[BEGIN]

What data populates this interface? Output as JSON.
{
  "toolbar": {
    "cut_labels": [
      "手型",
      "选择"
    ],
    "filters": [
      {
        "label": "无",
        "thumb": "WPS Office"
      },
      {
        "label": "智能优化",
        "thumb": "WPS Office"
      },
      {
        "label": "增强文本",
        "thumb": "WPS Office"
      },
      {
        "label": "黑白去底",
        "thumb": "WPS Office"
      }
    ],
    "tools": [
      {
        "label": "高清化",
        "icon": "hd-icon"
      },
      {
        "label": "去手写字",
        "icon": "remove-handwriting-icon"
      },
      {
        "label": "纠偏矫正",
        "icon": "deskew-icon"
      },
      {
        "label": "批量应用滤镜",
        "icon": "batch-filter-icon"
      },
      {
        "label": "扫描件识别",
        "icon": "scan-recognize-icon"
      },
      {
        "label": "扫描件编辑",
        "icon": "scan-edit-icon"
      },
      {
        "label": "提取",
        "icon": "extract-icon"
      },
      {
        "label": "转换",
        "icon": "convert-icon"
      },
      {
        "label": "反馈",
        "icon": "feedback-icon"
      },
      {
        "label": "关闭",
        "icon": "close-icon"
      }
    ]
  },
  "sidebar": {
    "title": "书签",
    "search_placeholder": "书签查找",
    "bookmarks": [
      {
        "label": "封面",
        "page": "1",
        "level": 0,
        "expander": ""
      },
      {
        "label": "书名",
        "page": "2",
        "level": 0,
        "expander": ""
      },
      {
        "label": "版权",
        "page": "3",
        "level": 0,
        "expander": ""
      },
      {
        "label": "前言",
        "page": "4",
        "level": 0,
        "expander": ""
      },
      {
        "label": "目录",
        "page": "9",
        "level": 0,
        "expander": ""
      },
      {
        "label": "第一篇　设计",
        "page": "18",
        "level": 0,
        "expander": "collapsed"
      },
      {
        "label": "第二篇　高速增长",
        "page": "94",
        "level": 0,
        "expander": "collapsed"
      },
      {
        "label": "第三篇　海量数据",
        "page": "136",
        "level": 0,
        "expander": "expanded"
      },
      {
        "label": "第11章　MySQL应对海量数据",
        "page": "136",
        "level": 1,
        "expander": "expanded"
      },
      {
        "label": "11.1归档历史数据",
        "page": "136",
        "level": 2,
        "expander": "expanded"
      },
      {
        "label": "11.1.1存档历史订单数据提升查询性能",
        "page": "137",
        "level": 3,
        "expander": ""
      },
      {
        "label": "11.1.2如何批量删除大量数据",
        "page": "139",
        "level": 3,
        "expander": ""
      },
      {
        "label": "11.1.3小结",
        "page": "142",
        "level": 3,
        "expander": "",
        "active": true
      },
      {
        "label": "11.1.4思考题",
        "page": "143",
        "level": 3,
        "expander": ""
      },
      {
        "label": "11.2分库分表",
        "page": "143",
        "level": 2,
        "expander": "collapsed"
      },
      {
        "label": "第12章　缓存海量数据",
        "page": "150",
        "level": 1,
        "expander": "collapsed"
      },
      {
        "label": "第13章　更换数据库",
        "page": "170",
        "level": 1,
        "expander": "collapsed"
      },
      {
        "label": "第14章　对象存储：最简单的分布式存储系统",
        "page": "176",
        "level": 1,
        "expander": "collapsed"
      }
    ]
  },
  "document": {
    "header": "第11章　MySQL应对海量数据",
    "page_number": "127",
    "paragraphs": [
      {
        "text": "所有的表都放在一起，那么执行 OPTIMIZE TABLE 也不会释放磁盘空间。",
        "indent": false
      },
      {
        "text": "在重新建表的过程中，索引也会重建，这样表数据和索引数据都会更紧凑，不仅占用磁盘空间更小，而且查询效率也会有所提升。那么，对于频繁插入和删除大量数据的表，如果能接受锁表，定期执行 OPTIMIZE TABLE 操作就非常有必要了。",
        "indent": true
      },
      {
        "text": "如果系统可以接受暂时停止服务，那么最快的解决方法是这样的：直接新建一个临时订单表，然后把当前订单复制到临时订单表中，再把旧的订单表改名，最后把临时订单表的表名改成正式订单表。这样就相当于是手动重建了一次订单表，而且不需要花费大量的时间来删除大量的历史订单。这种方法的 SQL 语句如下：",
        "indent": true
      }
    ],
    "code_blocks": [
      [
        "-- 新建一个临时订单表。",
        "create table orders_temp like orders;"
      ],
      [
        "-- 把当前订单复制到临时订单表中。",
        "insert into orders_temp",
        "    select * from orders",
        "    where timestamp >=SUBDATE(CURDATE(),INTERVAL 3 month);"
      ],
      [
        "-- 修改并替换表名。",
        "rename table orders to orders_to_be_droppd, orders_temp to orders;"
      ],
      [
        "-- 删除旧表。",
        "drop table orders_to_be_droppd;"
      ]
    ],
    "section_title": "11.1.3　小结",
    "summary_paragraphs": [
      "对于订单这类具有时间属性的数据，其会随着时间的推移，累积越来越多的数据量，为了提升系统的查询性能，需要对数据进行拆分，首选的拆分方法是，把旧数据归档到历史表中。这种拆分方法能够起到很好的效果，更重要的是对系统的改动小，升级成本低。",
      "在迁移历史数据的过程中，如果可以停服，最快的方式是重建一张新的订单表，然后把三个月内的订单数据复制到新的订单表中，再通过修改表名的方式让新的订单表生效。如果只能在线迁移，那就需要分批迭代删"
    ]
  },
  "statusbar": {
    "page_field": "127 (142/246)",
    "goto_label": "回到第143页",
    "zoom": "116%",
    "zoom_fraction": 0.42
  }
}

[END]

[EXERCISE INSTRUCTIONS]
Every record should be given again exactly.

[WRITTEN SOLUTION]
What data populates this interface? Output as JSON.
{
  "toolbar": {
    "cut_labels": [
      "手型",
      "选择"
    ],
    "filters": [
      {
        "label": "无",
        "thumb": "WPS Office"
      },
      {
        "label": "智能优化",
        "thumb": "WPS Office"
      },
      {
        "label": "增强文本",
        "thumb": "WPS Office"
      },
      {
        "label": "黑白去底",
        "thumb": "WPS Office"
      }
    ],
    "tools": [
      {
        "label": "高清化",
        "icon": "hd-icon"
      },
      {
        "label": "去手写字",
        "icon": "remove-handwriting-icon"
      },
      {
        "label": "纠偏矫正",
        "icon": "deskew-icon"
      },
      {
        "label": "批量应用滤镜",
        "icon": "batch-filter-icon"
      },
      {
        "label": "扫描件识别",
        "icon": "scan-recognize-icon"
      },
      {
        "label": "扫描件编辑",
        "icon": "scan-edit-icon"
      },
      {
        "label": "提取",
        "icon": "extract-icon"
      },
      {
        "label": "转换",
        "icon": "convert-icon"
      },
      {
        "label": "反馈",
        "icon": "feedback-icon"
      },
      {
        "label": "关闭",
        "icon": "close-icon"
      }
    ]
  },
  "sidebar": {
    "title": "书签",
    "search_placeholder": "书签查找",
    "bookmarks": [
      {
        "label": "封面",
        "page": "1",
        "level": 0,
        "expander": ""
      },
      {
        "label": "书名",
        "page": "2",
        "level": 0,
        "expander": ""
      },
      {
        "label": "版权",
        "page": "3",
        "level": 0,
        "expander": ""
      },
      {
        "label": "前言",
        "page": "4",
        "level": 0,
        "expander": ""
      },
      {
        "label": "目录",
        "page": "9",
        "level": 0,
        "expander": ""
      },
      {
        "label": "第一篇　设计",
        "page": "18",
        "level": 0,
        "expander": "collapsed"
      },
      {
        "label": "第二篇　高速增长",
        "page": "94",
        "level": 0,
        "expander": "collapsed"
      },
      {
        "label": "第三篇　海量数据",
        "page": "136",
        "level": 0,
        "expander": "expanded"
      },
      {
        "label": "第11章　MySQL应对海量数据",
        "page": "136",
        "level": 1,
        "expander": "expanded"
      },
      {
        "label": "11.1归档历史数据",
        "page": "136",
        "level": 2,
        "expander": "expanded"
      },
      {
        "label": "11.1.1存档历史订单数据提升查询性能",
        "page": "137",
        "level": 3,
        "expander": ""
      },
      {
        "label": "11.1.2如何批量删除大量数据",
        "page": "139",
        "level": 3,
        "expander": ""
      },
      {
        "label": "11.1.3小结",
        "page": "142",
        "level": 3,
        "expander": "",
        "active": true
      },
      {
        "label": "11.1.4思考题",
        "page": "143",
        "level": 3,
        "expander": ""
      },
      {
        "label": "11.2分库分表",
        "page": "143",
        "level": 2,
        "expander": "collapsed"
      },
      {
        "label": "第12章　缓存海量数据",
        "page": "150",
        "level": 1,
        "expander": "collapsed"
      },
      {
        "label": "第13章　更换数据库",
        "page": "170",
        "level": 1,
        "expander": "collapsed"
      },
      {
        "label": "第14章　对象存储：最简单的分布式存储系统",
        "page": "176",
        "level": 1,
        "expander": "collapsed"
      }
    ]
  },
  "document": {
    "header": "第11章　MySQL应对海量数据",
    "page_number": "127",
    "paragraphs": [
      {
        "text": "所有的表都放在一起，那么执行 OPTIMIZE TABLE 也不会释放磁盘空间。",
        "indent": false
      },
      {
        "text": "在重新建表的过程中，索引也会重建，这样表数据和索引数据都会更紧凑，不仅占用磁盘空间更小，而且查询效率也会有所提升。那么，对于频繁插入和删除大量数据的表，如果能接受锁表，定期执行 OPTIMIZE TABLE 操作就非常有必要了。",
        "indent": true
      },
      {
        "text": "如果系统可以接受暂时停止服务，那么最快的解决方法是这样的：直接新建一个临时订单表，然后把当前订单复制到临时订单表中，再把旧的订单表改名，最后把临时订单表的表名改成正式订单表。这样就相当于是手动重建了一次订单表，而且不需要花费大量的时间来删除大量的历史订单。这种方法的 SQL 语句如下：",
        "indent": true
      }
    ],
    "code_blocks": [
      [
        "-- 新建一个临时订单表。",
        "create table orders_temp like orders;"
      ],
      [
        "-- 把当前订单复制到临时订单表中。",
        "insert into orders_temp",
        "    select * from orders",
        "    where timestamp >=SUBDATE(CURDATE(),INTERVAL 3 month);"
      ],
      [
        "-- 修改并替换表名。",
        "rename table orders to orders_to_be_droppd, orders_temp to orders;"
      ],
      [
        "-- 删除旧表。",
        "drop table orders_to_be_droppd;"
      ]
    ],
    "section_title": "11.1.3　小结",
    "summary_paragraphs": [
      "对于订单这类具有时间属性的数据，其会随着时间的推移，累积越来越多的数据量，为了提升系统的查询性能，需要对数据进行拆分，首选的拆分方法是，把旧数据归档到历史表中。这种拆分方法能够起到很好的效果，更重要的是对系统的改动小，升级成本低。",
      "在迁移历史数据的过程中，如果可以停服，最快的方式是重建一张新的订单表，然后把三个月内的订单数据复制到新的订单表中，再通过修改表名的方式让新的订单表生效。如果只能在线迁移，那就需要分批迭代删"
    ]
  },
  "statusbar": {
    "page_field": "127 (142/246)",
    "goto_label": "回到第143页",
    "zoom": "116%",
    "zoom_fraction": 0.42
  }
}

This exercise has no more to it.